[begin Data for the task]

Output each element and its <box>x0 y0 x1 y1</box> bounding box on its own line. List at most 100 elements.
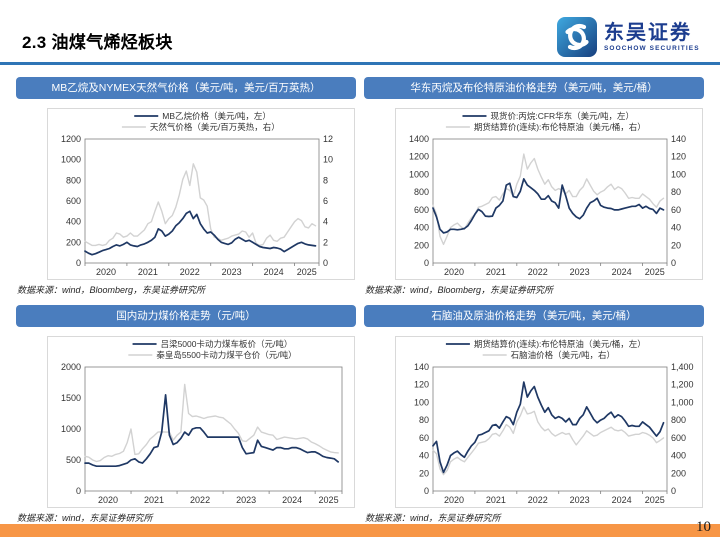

[end Data for the task]
[begin Data for the task]

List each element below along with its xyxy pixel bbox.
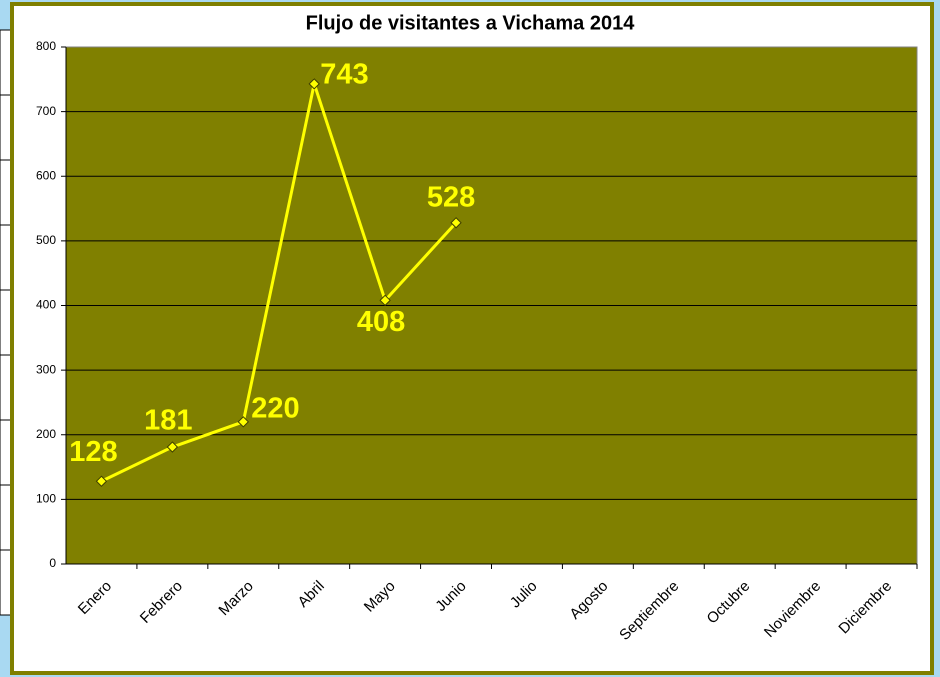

[end Data for the task]
[begin Data for the task]

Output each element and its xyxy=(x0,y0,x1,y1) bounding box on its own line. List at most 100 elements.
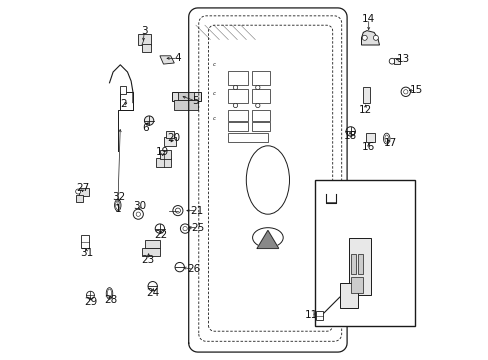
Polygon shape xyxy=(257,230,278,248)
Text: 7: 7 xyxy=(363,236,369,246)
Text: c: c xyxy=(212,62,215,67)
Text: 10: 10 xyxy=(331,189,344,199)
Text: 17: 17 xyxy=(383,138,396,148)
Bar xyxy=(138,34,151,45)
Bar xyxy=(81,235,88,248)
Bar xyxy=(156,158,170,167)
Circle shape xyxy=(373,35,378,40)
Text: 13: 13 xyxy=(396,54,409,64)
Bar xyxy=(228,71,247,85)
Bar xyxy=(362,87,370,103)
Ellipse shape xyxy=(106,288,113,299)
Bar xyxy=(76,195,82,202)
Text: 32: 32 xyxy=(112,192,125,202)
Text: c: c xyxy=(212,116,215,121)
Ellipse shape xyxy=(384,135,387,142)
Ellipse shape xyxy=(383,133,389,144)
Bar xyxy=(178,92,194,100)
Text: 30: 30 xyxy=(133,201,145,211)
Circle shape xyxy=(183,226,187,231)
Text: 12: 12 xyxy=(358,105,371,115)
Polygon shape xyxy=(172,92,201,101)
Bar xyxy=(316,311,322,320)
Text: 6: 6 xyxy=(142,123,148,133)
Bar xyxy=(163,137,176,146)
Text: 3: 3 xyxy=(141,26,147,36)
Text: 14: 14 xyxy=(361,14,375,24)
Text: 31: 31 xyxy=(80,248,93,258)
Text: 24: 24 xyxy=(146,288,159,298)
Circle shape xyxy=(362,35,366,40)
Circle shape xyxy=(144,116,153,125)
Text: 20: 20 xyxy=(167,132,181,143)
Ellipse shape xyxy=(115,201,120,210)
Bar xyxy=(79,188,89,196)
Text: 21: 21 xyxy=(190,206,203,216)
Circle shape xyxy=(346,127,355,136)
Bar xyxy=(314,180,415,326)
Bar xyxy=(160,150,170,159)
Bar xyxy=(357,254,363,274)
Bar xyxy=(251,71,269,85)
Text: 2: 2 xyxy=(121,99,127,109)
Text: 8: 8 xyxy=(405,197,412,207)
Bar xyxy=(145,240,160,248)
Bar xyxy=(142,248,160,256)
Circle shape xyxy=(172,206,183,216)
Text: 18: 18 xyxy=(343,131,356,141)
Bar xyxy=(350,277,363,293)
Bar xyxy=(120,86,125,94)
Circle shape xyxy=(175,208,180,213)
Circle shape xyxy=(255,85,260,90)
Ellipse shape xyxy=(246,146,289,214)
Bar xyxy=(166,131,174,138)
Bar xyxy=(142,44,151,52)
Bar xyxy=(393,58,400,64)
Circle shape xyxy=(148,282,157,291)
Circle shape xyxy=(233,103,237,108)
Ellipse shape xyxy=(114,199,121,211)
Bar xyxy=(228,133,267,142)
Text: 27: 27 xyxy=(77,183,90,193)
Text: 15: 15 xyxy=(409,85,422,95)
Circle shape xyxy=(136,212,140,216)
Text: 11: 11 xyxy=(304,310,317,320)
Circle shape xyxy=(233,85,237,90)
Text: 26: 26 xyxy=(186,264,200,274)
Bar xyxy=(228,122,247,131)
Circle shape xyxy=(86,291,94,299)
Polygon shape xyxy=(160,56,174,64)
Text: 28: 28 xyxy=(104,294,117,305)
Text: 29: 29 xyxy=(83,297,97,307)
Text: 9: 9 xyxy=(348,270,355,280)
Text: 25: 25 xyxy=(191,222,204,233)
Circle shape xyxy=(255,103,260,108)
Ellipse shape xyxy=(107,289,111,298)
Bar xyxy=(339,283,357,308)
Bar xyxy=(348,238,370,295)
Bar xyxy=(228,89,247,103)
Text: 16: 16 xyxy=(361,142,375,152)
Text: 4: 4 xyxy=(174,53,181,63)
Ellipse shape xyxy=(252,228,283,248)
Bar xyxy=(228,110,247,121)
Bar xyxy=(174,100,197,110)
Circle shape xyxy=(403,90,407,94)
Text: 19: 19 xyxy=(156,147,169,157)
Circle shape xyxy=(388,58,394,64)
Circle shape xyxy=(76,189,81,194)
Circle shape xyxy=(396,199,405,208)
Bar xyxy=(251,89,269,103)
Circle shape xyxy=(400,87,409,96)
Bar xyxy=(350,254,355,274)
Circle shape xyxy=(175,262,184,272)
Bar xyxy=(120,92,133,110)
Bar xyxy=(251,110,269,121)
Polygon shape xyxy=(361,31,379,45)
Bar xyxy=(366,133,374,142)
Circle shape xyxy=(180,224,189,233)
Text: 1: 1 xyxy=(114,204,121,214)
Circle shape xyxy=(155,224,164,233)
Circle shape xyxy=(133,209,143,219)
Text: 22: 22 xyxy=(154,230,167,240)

[end Data for the task]

Please copy the listing from the line with "Output each element and its xyxy=(x0,y0,x1,y1)" up to and including the line with "Circle shape xyxy=(148,282,157,291)", without changing anything and leaving the pictures out.

Output each element and its xyxy=(x0,y0,x1,y1) bounding box on its own line. List at most 100 elements.
Polygon shape xyxy=(257,230,278,248)
Text: 7: 7 xyxy=(363,236,369,246)
Text: c: c xyxy=(212,62,215,67)
Text: 10: 10 xyxy=(331,189,344,199)
Text: 17: 17 xyxy=(383,138,396,148)
Bar xyxy=(138,34,151,45)
Bar xyxy=(81,235,88,248)
Bar xyxy=(156,158,170,167)
Circle shape xyxy=(373,35,378,40)
Text: 13: 13 xyxy=(396,54,409,64)
Bar xyxy=(228,71,247,85)
Bar xyxy=(362,87,370,103)
Ellipse shape xyxy=(106,288,113,299)
Bar xyxy=(76,195,82,202)
Text: 32: 32 xyxy=(112,192,125,202)
Text: c: c xyxy=(212,116,215,121)
Ellipse shape xyxy=(384,135,387,142)
Ellipse shape xyxy=(383,133,389,144)
Bar xyxy=(178,92,194,100)
Text: 30: 30 xyxy=(133,201,145,211)
Circle shape xyxy=(183,226,187,231)
Text: 12: 12 xyxy=(358,105,371,115)
Polygon shape xyxy=(172,92,201,101)
Bar xyxy=(316,311,322,320)
Text: 6: 6 xyxy=(142,123,148,133)
Bar xyxy=(163,137,176,146)
Text: 3: 3 xyxy=(141,26,147,36)
Text: 14: 14 xyxy=(361,14,375,24)
Text: 31: 31 xyxy=(80,248,93,258)
Text: 24: 24 xyxy=(146,288,159,298)
Circle shape xyxy=(362,35,366,40)
Circle shape xyxy=(144,116,153,125)
Text: 20: 20 xyxy=(167,132,181,143)
Ellipse shape xyxy=(115,201,120,210)
Bar xyxy=(79,188,89,196)
Text: 21: 21 xyxy=(190,206,203,216)
Circle shape xyxy=(346,127,355,136)
Bar xyxy=(314,180,415,326)
Bar xyxy=(160,150,170,159)
Bar xyxy=(357,254,363,274)
Bar xyxy=(251,71,269,85)
Text: 2: 2 xyxy=(121,99,127,109)
Text: 8: 8 xyxy=(405,197,412,207)
Bar xyxy=(145,240,160,248)
Bar xyxy=(142,248,160,256)
Circle shape xyxy=(172,206,183,216)
Text: 18: 18 xyxy=(343,131,356,141)
Bar xyxy=(350,277,363,293)
Bar xyxy=(120,86,125,94)
Circle shape xyxy=(175,208,180,213)
Circle shape xyxy=(255,85,260,90)
Ellipse shape xyxy=(246,146,289,214)
Bar xyxy=(166,131,174,138)
Bar xyxy=(142,44,151,52)
Bar xyxy=(393,58,400,64)
Circle shape xyxy=(148,282,157,291)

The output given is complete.